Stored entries
══════════
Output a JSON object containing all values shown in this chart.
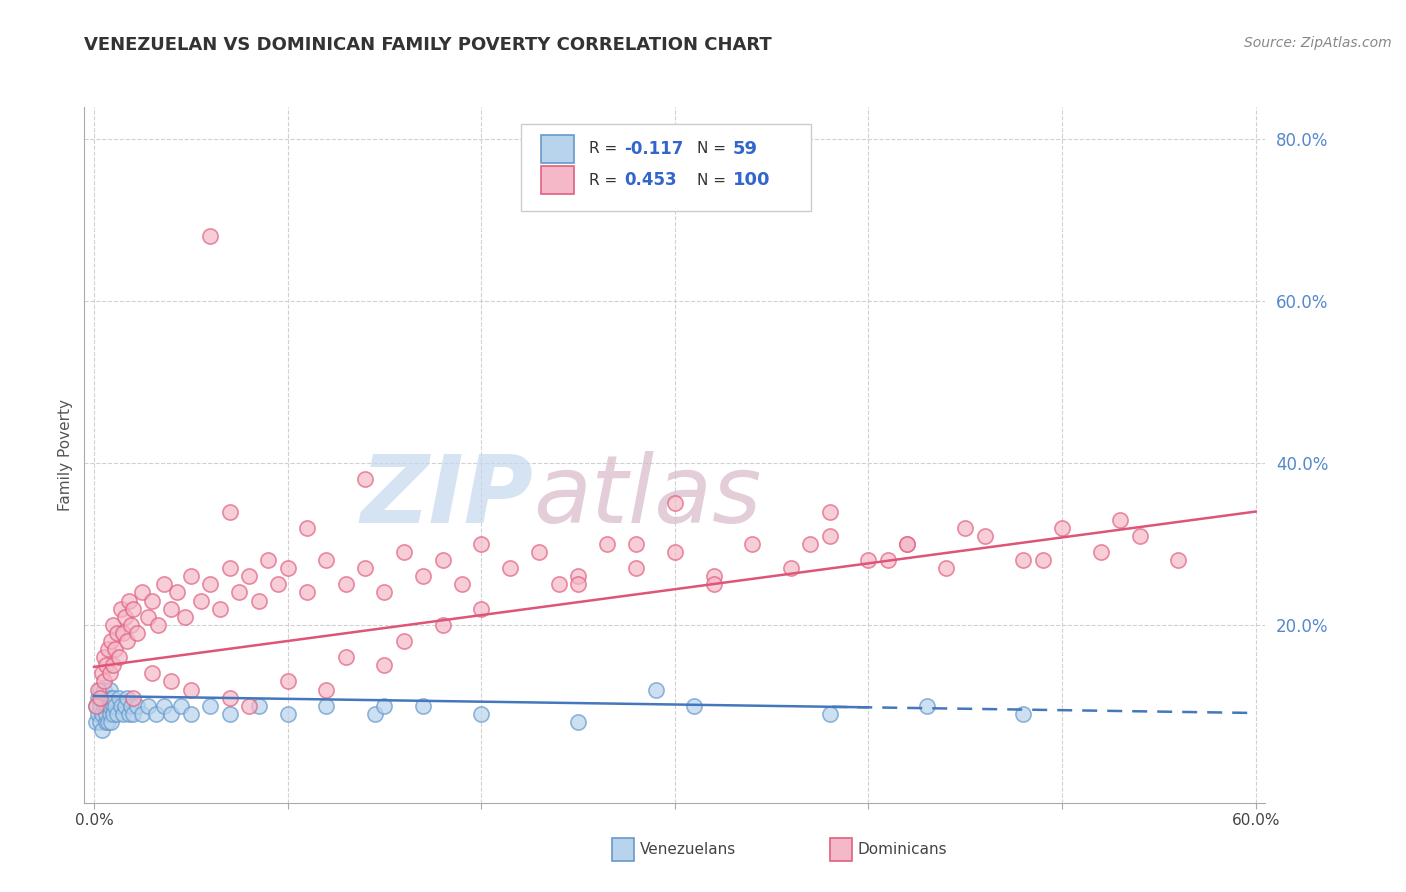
{
  "title": "VENEZUELAN VS DOMINICAN FAMILY POVERTY CORRELATION CHART",
  "source_text": "Source: ZipAtlas.com",
  "ylabel": "Family Poverty",
  "xlim": [
    -0.005,
    0.605
  ],
  "ylim": [
    -0.02,
    0.84
  ],
  "xticks": [
    0.0,
    0.1,
    0.2,
    0.3,
    0.4,
    0.5,
    0.6
  ],
  "xticklabels": [
    "0.0%",
    "",
    "",
    "",
    "",
    "",
    "60.0%"
  ],
  "yticks": [
    0.2,
    0.4,
    0.6,
    0.8
  ],
  "yticklabels": [
    "20.0%",
    "40.0%",
    "60.0%",
    "80.0%"
  ],
  "venezuelan_fill": "#b8d4ed",
  "venezuelan_edge": "#6699cc",
  "dominican_fill": "#f5b8c8",
  "dominican_edge": "#e06080",
  "ven_trend_color": "#4477bb",
  "dom_trend_color": "#dd5577",
  "watermark_zip_color": "#c5d8ee",
  "watermark_atlas_color": "#d8b8c8",
  "background_color": "#ffffff",
  "grid_color": "#cccccc",
  "tick_color": "#5588cc",
  "venezuelan_x": [
    0.001,
    0.001,
    0.002,
    0.002,
    0.003,
    0.003,
    0.003,
    0.004,
    0.004,
    0.004,
    0.005,
    0.005,
    0.006,
    0.006,
    0.006,
    0.007,
    0.007,
    0.007,
    0.008,
    0.008,
    0.008,
    0.009,
    0.009,
    0.01,
    0.01,
    0.01,
    0.011,
    0.012,
    0.013,
    0.014,
    0.015,
    0.016,
    0.017,
    0.018,
    0.019,
    0.02,
    0.022,
    0.025,
    0.028,
    0.032,
    0.036,
    0.04,
    0.045,
    0.05,
    0.06,
    0.07,
    0.085,
    0.1,
    0.12,
    0.145,
    0.17,
    0.2,
    0.25,
    0.31,
    0.38,
    0.43,
    0.48,
    0.29,
    0.15
  ],
  "venezuelan_y": [
    0.1,
    0.08,
    0.09,
    0.11,
    0.1,
    0.08,
    0.12,
    0.09,
    0.11,
    0.07,
    0.1,
    0.12,
    0.08,
    0.1,
    0.09,
    0.11,
    0.08,
    0.1,
    0.09,
    0.12,
    0.1,
    0.11,
    0.08,
    0.1,
    0.09,
    0.11,
    0.1,
    0.09,
    0.11,
    0.1,
    0.09,
    0.1,
    0.11,
    0.09,
    0.1,
    0.09,
    0.1,
    0.09,
    0.1,
    0.09,
    0.1,
    0.09,
    0.1,
    0.09,
    0.1,
    0.09,
    0.1,
    0.09,
    0.1,
    0.09,
    0.1,
    0.09,
    0.08,
    0.1,
    0.09,
    0.1,
    0.09,
    0.12,
    0.1
  ],
  "dominican_x": [
    0.001,
    0.002,
    0.003,
    0.004,
    0.005,
    0.005,
    0.006,
    0.007,
    0.008,
    0.009,
    0.01,
    0.01,
    0.011,
    0.012,
    0.013,
    0.014,
    0.015,
    0.016,
    0.017,
    0.018,
    0.019,
    0.02,
    0.022,
    0.025,
    0.028,
    0.03,
    0.033,
    0.036,
    0.04,
    0.043,
    0.047,
    0.05,
    0.055,
    0.06,
    0.065,
    0.07,
    0.075,
    0.08,
    0.085,
    0.09,
    0.095,
    0.1,
    0.11,
    0.12,
    0.13,
    0.14,
    0.15,
    0.16,
    0.17,
    0.18,
    0.19,
    0.2,
    0.215,
    0.23,
    0.25,
    0.265,
    0.28,
    0.3,
    0.32,
    0.34,
    0.36,
    0.38,
    0.4,
    0.42,
    0.44,
    0.46,
    0.48,
    0.5,
    0.52,
    0.54,
    0.56,
    0.03,
    0.05,
    0.08,
    0.12,
    0.15,
    0.02,
    0.04,
    0.07,
    0.1,
    0.13,
    0.16,
    0.2,
    0.24,
    0.28,
    0.32,
    0.37,
    0.41,
    0.45,
    0.49,
    0.53,
    0.07,
    0.11,
    0.3,
    0.38,
    0.18,
    0.25,
    0.42,
    0.14,
    0.06
  ],
  "dominican_y": [
    0.1,
    0.12,
    0.11,
    0.14,
    0.13,
    0.16,
    0.15,
    0.17,
    0.14,
    0.18,
    0.15,
    0.2,
    0.17,
    0.19,
    0.16,
    0.22,
    0.19,
    0.21,
    0.18,
    0.23,
    0.2,
    0.22,
    0.19,
    0.24,
    0.21,
    0.23,
    0.2,
    0.25,
    0.22,
    0.24,
    0.21,
    0.26,
    0.23,
    0.25,
    0.22,
    0.27,
    0.24,
    0.26,
    0.23,
    0.28,
    0.25,
    0.27,
    0.24,
    0.28,
    0.25,
    0.27,
    0.24,
    0.29,
    0.26,
    0.28,
    0.25,
    0.3,
    0.27,
    0.29,
    0.26,
    0.3,
    0.27,
    0.29,
    0.26,
    0.3,
    0.27,
    0.31,
    0.28,
    0.3,
    0.27,
    0.31,
    0.28,
    0.32,
    0.29,
    0.31,
    0.28,
    0.14,
    0.12,
    0.1,
    0.12,
    0.15,
    0.11,
    0.13,
    0.11,
    0.13,
    0.16,
    0.18,
    0.22,
    0.25,
    0.3,
    0.25,
    0.3,
    0.28,
    0.32,
    0.28,
    0.33,
    0.34,
    0.32,
    0.35,
    0.34,
    0.2,
    0.25,
    0.3,
    0.38,
    0.68
  ]
}
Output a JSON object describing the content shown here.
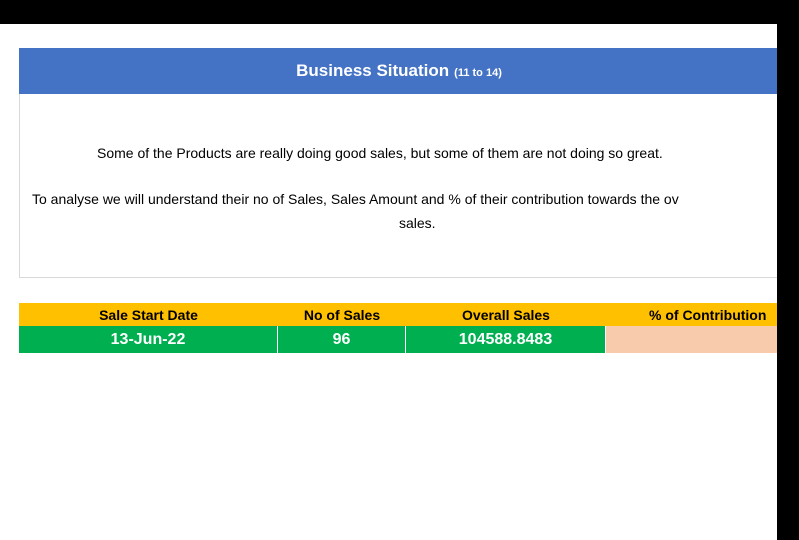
{
  "banner": {
    "title": "Business Situation",
    "subtitle": "(11 to 14)"
  },
  "description": {
    "line1": "Some of the Products are really doing good sales, but some of them are not doing so great.",
    "line2": "To analyse we will understand their no of Sales, Sales Amount and % of their contribution towards the ov",
    "line3": "sales."
  },
  "table": {
    "headers": {
      "sale_start_date": "Sale Start Date",
      "no_of_sales": "No of Sales",
      "overall_sales": "Overall Sales",
      "contribution": "% of Contribution"
    },
    "row": {
      "sale_start_date": "13-Jun-22",
      "no_of_sales": "96",
      "overall_sales": "104588.8483",
      "contribution": ""
    }
  },
  "colors": {
    "banner_bg": "#4472c4",
    "header_bg": "#ffc000",
    "value_bg": "#00b050",
    "contribution_bg": "#f8cbad"
  }
}
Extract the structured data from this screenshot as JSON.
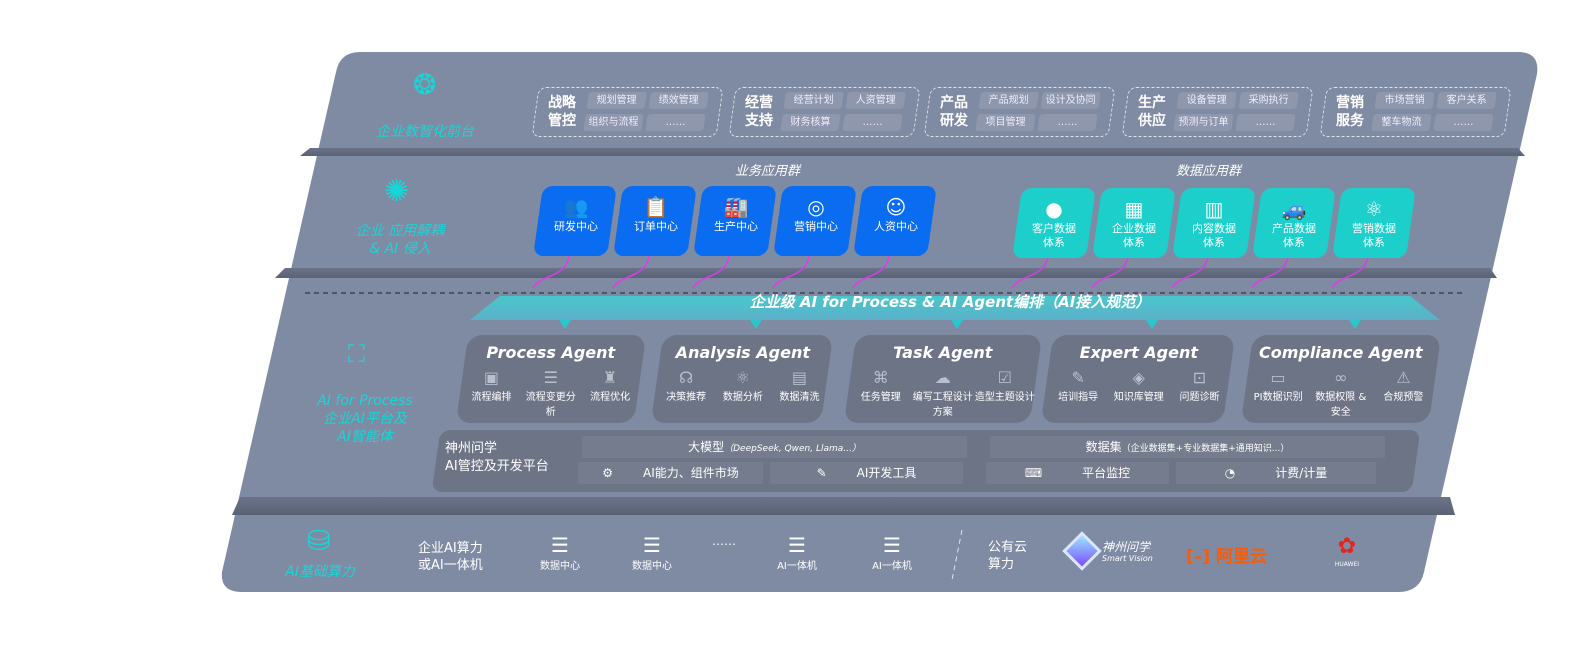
{
  "colors": {
    "panel": "#7f8aa3",
    "accent_cyan": "#19d6d6",
    "business_blue": "#0a6cf0",
    "data_teal": "#1ccfcb",
    "arrow_magenta": "#e03ae8",
    "aliyun": "#ff5a00",
    "huawei": "#e3261e"
  },
  "layer1": {
    "label": "企业数智化前台",
    "icon": "brain-icon",
    "groups": [
      {
        "title": "战略\n管控",
        "items": [
          "规划管理",
          "绩效管理",
          "组织与流程",
          "……"
        ]
      },
      {
        "title": "经营\n支持",
        "items": [
          "经营计划",
          "人资管理",
          "财务核算",
          "……"
        ]
      },
      {
        "title": "产品\n研发",
        "items": [
          "产品规划",
          "设计及协同",
          "项目管理",
          "……"
        ]
      },
      {
        "title": "生产\n供应",
        "items": [
          "设备管理",
          "采购执行",
          "预测与订单",
          "……"
        ]
      },
      {
        "title": "营销\n服务",
        "items": [
          "市场营销",
          "客户关系",
          "整车物流",
          "……"
        ]
      }
    ]
  },
  "layer2": {
    "label": "企业 应用解耦\n& AI 侵入",
    "icon": "molecule-icon",
    "business_title": "业务应用群",
    "business": [
      {
        "label": "研发中心",
        "icon": "team-icon"
      },
      {
        "label": "订单中心",
        "icon": "clipboard-icon"
      },
      {
        "label": "生产中心",
        "icon": "factory-icon"
      },
      {
        "label": "营销中心",
        "icon": "target-icon"
      },
      {
        "label": "人资中心",
        "icon": "person-icon"
      }
    ],
    "data_title": "数据应用群",
    "data": [
      {
        "label": "客户数据\n体系",
        "icon": "user-icon"
      },
      {
        "label": "企业数据\n体系",
        "icon": "building-icon"
      },
      {
        "label": "内容数据\n体系",
        "icon": "books-icon"
      },
      {
        "label": "产品数据\n体系",
        "icon": "car-icon"
      },
      {
        "label": "营销数据\n体系",
        "icon": "atom-icon"
      }
    ]
  },
  "orchestration": "企业级 AI for Process & AI Agent编排（AI接入规范）",
  "layer3": {
    "label_en": "AI for Process",
    "label_cn": "企业AI平台及\nAI智能体",
    "icon": "face-scan-icon",
    "agents": [
      {
        "name": "Process Agent",
        "features": [
          {
            "label": "流程编排",
            "icon": "chart-icon"
          },
          {
            "label": "流程变更分析",
            "icon": "list-icon"
          },
          {
            "label": "流程优化",
            "icon": "tools-icon"
          }
        ]
      },
      {
        "name": "Analysis Agent",
        "features": [
          {
            "label": "决策推荐",
            "icon": "head-icon"
          },
          {
            "label": "数据分析",
            "icon": "atom-icon"
          },
          {
            "label": "数据清洗",
            "icon": "document-icon"
          }
        ]
      },
      {
        "name": "Task Agent",
        "features": [
          {
            "label": "任务管理",
            "icon": "network-icon"
          },
          {
            "label": "编写工程设计方案",
            "icon": "cloud-icon"
          },
          {
            "label": "造型主题设计",
            "icon": "checklist-icon"
          }
        ]
      },
      {
        "name": "Expert Agent",
        "features": [
          {
            "label": "培训指导",
            "icon": "pencil-icon"
          },
          {
            "label": "知识库管理",
            "icon": "layers-icon"
          },
          {
            "label": "问题诊断",
            "icon": "diagnose-icon"
          }
        ]
      },
      {
        "name": "Compliance Agent",
        "features": [
          {
            "label": "PI数据识别",
            "icon": "id-icon"
          },
          {
            "label": "数据权限 &\n安全",
            "icon": "link-icon"
          },
          {
            "label": "合规预警",
            "icon": "alert-icon"
          }
        ]
      }
    ],
    "platform": {
      "title": "神州问学\nAI管控及开发平台",
      "model_title": "大模型",
      "model_note": "（DeepSeek, Qwen, Llama...）",
      "market": "AI能力、组件市场",
      "devtools": "AI开发工具",
      "dataset_title": "数据集",
      "dataset_note": "（企业数据集+专业数据集+通用知识...）",
      "monitor": "平台监控",
      "billing": "计费/计量"
    }
  },
  "layer4": {
    "label": "AI基础算力",
    "icon": "database-icon",
    "onprem": "企业AI算力\n或AI一体机",
    "servers": [
      "数据中心",
      "数据中心",
      "AI一体机",
      "AI一体机"
    ],
    "ellipsis": "……",
    "cloud": "公有云\n算力",
    "vendors": {
      "sv_cn": "神州问学",
      "sv_en": "Smart Vision",
      "aliyun": "阿里云",
      "huawei": "HUAWEI"
    }
  }
}
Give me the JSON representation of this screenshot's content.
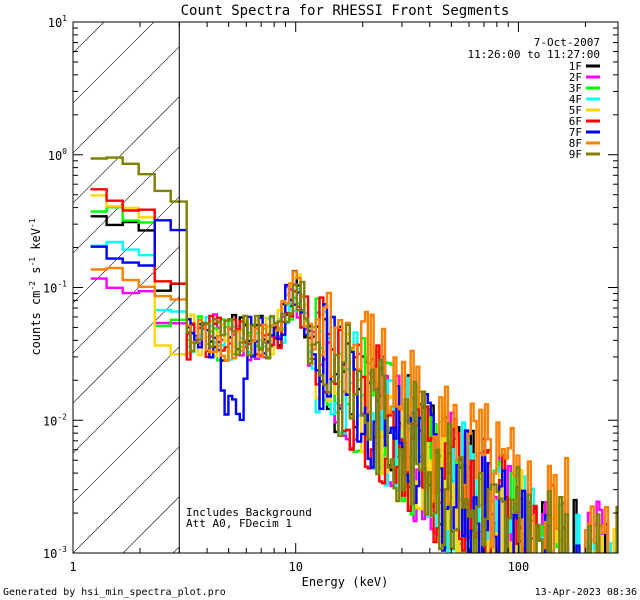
{
  "chart_data": {
    "type": "line",
    "title": "Count Spectra for RHESSI Front Segments",
    "xlabel": "Energy (keV)",
    "ylabel_parts": [
      "counts cm",
      "-2",
      " s",
      "-1",
      " keV",
      "-1"
    ],
    "xscale": "log",
    "yscale": "log",
    "xlim": [
      1,
      280
    ],
    "ylim": [
      0.001,
      10
    ],
    "x_ticks": [
      {
        "value": 1,
        "label": "1"
      },
      {
        "value": 10,
        "label": "10"
      },
      {
        "value": 100,
        "label": "100"
      }
    ],
    "y_ticks": [
      {
        "value": 0.001,
        "base": "10",
        "exp": "-3"
      },
      {
        "value": 0.01,
        "base": "10",
        "exp": "-2"
      },
      {
        "value": 0.1,
        "base": "10",
        "exp": "-1"
      },
      {
        "value": 1,
        "base": "10",
        "exp": "0"
      },
      {
        "value": 10,
        "base": "10",
        "exp": "1"
      }
    ],
    "attenuated_band_upper_kev": 3,
    "date": "7-Oct-2007",
    "time_range": "11:26:00 to 11:27:00",
    "annotations": [
      "Includes Background",
      "Att A0, FDecim 1"
    ],
    "series": [
      {
        "name": "1F",
        "color": "#000000",
        "level": 0.34,
        "kink": 0.11,
        "seed": 1
      },
      {
        "name": "2F",
        "color": "#ff00ff",
        "level": 0.12,
        "kink": 0.062,
        "seed": 2
      },
      {
        "name": "3F",
        "color": "#00ff00",
        "level": 0.4,
        "kink": 0.058,
        "seed": 3
      },
      {
        "name": "4F",
        "color": "#00ffff",
        "level": 0.23,
        "kink": 0.075,
        "seed": 4
      },
      {
        "name": "5F",
        "color": "#ffd700",
        "level": 0.45,
        "kink": 0.04,
        "seed": 5
      },
      {
        "name": "6F",
        "color": "#ff0000",
        "level": 0.52,
        "kink": 0.12,
        "seed": 6
      },
      {
        "name": "7F",
        "color": "#0000ff",
        "level": 0.2,
        "kink": 0.34,
        "seed": 7
      },
      {
        "name": "8F",
        "color": "#ff8000",
        "level": 0.14,
        "kink": 0.09,
        "seed": 8
      },
      {
        "name": "9F",
        "color": "#808000",
        "level": 1.0,
        "kink": 0.55,
        "seed": 9
      }
    ]
  },
  "footer": {
    "generated_by": "Generated by hsi_min_spectra_plot.pro",
    "timestamp": "13-Apr-2023 08:36"
  }
}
══════════
*Requirements:* Identify the lines above that contain the word "kink", then copy them.

*Reply:*
        "kink": 0.11,
        "kink": 0.062,
        "kink": 0.058,
        "kink": 0.075,
        "kink": 0.04,
        "kink": 0.12,
        "kink": 0.34,
        "kink": 0.09,
        "kink": 0.55,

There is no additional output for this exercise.